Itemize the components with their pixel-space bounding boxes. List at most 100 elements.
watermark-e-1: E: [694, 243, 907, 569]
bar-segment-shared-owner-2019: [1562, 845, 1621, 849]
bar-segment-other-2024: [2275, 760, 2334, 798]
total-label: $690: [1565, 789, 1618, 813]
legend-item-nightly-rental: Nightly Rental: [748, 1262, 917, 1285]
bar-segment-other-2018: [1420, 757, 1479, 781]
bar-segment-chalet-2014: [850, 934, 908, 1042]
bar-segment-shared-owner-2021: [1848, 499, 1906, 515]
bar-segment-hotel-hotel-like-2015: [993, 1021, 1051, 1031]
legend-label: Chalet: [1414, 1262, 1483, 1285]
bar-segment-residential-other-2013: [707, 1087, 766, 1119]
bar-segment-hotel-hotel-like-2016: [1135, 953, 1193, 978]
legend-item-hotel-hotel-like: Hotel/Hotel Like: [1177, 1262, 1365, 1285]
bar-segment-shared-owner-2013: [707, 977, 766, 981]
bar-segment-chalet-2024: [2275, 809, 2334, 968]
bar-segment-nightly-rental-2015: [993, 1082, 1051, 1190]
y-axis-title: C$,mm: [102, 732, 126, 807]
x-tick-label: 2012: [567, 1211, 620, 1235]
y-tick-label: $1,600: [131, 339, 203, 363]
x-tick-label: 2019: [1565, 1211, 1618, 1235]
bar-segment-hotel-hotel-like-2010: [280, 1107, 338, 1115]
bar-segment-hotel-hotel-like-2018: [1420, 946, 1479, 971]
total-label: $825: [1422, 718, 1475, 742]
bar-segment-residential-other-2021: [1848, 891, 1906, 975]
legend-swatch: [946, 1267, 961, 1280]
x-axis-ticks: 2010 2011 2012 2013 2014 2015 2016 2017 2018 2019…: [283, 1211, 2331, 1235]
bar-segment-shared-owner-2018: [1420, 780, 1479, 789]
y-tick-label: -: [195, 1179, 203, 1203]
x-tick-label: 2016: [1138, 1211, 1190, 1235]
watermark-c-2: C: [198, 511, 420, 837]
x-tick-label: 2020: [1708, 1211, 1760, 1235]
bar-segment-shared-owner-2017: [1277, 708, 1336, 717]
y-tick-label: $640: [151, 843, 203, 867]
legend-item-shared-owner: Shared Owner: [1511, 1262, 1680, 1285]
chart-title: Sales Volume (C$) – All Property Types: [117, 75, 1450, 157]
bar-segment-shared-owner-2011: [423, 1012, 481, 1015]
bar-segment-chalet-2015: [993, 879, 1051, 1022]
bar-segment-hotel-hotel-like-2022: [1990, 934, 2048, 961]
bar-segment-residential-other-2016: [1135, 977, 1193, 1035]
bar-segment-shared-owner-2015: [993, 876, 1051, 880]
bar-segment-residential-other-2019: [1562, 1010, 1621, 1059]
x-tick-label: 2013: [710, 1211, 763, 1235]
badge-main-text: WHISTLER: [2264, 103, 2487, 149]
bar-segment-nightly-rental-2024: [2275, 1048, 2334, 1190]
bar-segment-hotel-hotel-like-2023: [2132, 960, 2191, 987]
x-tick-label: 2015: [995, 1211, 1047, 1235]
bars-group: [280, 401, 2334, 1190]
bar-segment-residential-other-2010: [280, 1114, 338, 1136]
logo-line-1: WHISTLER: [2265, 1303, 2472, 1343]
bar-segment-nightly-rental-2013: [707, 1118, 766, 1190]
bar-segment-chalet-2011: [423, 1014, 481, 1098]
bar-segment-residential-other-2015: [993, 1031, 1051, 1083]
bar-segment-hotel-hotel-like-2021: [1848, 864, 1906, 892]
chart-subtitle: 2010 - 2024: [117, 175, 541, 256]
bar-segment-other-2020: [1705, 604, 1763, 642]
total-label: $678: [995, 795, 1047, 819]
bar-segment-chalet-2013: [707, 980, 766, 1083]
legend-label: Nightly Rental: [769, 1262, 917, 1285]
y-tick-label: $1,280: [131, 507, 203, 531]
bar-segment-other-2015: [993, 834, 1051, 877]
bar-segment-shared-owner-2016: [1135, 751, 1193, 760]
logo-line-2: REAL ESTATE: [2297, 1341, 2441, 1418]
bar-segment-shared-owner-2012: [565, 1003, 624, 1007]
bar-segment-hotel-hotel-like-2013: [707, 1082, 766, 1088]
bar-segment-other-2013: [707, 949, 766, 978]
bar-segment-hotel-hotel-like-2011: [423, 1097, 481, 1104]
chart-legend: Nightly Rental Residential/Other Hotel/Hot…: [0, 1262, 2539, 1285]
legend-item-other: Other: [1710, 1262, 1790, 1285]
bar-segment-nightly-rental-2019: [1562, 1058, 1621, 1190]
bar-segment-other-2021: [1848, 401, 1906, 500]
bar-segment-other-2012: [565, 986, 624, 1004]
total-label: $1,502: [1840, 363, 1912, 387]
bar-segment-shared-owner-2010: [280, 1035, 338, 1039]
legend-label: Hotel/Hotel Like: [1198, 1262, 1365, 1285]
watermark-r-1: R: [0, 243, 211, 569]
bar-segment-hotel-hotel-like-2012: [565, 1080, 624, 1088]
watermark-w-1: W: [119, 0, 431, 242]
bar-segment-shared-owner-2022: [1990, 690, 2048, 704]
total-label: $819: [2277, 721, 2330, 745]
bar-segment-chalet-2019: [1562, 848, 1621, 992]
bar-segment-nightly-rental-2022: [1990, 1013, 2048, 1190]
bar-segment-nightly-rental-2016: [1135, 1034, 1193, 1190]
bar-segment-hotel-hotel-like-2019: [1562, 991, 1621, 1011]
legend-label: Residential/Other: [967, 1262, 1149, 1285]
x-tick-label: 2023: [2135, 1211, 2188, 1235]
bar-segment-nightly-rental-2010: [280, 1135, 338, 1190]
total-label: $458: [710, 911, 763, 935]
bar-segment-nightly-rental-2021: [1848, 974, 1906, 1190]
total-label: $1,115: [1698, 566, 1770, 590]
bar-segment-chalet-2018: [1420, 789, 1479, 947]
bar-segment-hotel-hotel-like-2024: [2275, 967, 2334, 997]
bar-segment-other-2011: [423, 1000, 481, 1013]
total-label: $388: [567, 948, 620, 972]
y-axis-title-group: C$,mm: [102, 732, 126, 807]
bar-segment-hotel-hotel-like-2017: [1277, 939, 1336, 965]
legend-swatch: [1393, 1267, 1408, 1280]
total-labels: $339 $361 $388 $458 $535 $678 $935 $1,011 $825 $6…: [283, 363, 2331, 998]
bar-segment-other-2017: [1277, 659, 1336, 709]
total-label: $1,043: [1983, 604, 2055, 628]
========
## VOTRE CONSIGNE
Mettez à jour les entrées, de la première ligne jusqu'à la ligne contenant « bar-segment-shared-owner-2018: [1420, 780, 1479, 789] » incluse, en remplaçant « total-label » par « sum-label ». Le reste de ces lignes doit rester inchangé.

## CORRIGÉ
Itemize the components with their pixel-space bounding boxes. List at most 100 elements.
watermark-e-1: E: [694, 243, 907, 569]
bar-segment-shared-owner-2019: [1562, 845, 1621, 849]
bar-segment-other-2024: [2275, 760, 2334, 798]
sum-label: $690: [1565, 789, 1618, 813]
legend-item-nightly-rental: Nightly Rental: [748, 1262, 917, 1285]
bar-segment-other-2018: [1420, 757, 1479, 781]
bar-segment-chalet-2014: [850, 934, 908, 1042]
bar-segment-shared-owner-2021: [1848, 499, 1906, 515]
bar-segment-hotel-hotel-like-2015: [993, 1021, 1051, 1031]
legend-label: Chalet: [1414, 1262, 1483, 1285]
bar-segment-residential-other-2013: [707, 1087, 766, 1119]
bar-segment-hotel-hotel-like-2016: [1135, 953, 1193, 978]
legend-item-hotel-hotel-like: Hotel/Hotel Like: [1177, 1262, 1365, 1285]
bar-segment-shared-owner-2013: [707, 977, 766, 981]
bar-segment-chalet-2024: [2275, 809, 2334, 968]
bar-segment-nightly-rental-2015: [993, 1082, 1051, 1190]
y-axis-title: C$,mm: [102, 732, 126, 807]
x-tick-label: 2012: [567, 1211, 620, 1235]
y-tick-label: $1,600: [131, 339, 203, 363]
x-tick-label: 2019: [1565, 1211, 1618, 1235]
bar-segment-hotel-hotel-like-2010: [280, 1107, 338, 1115]
bar-segment-hotel-hotel-like-2018: [1420, 946, 1479, 971]
sum-label: $825: [1422, 718, 1475, 742]
bar-segment-residential-other-2021: [1848, 891, 1906, 975]
legend-swatch: [946, 1267, 961, 1280]
x-axis-ticks: 2010 2011 2012 2013 2014 2015 2016 2017 2018 2019…: [283, 1211, 2331, 1235]
bar-segment-shared-owner-2018: [1420, 780, 1479, 789]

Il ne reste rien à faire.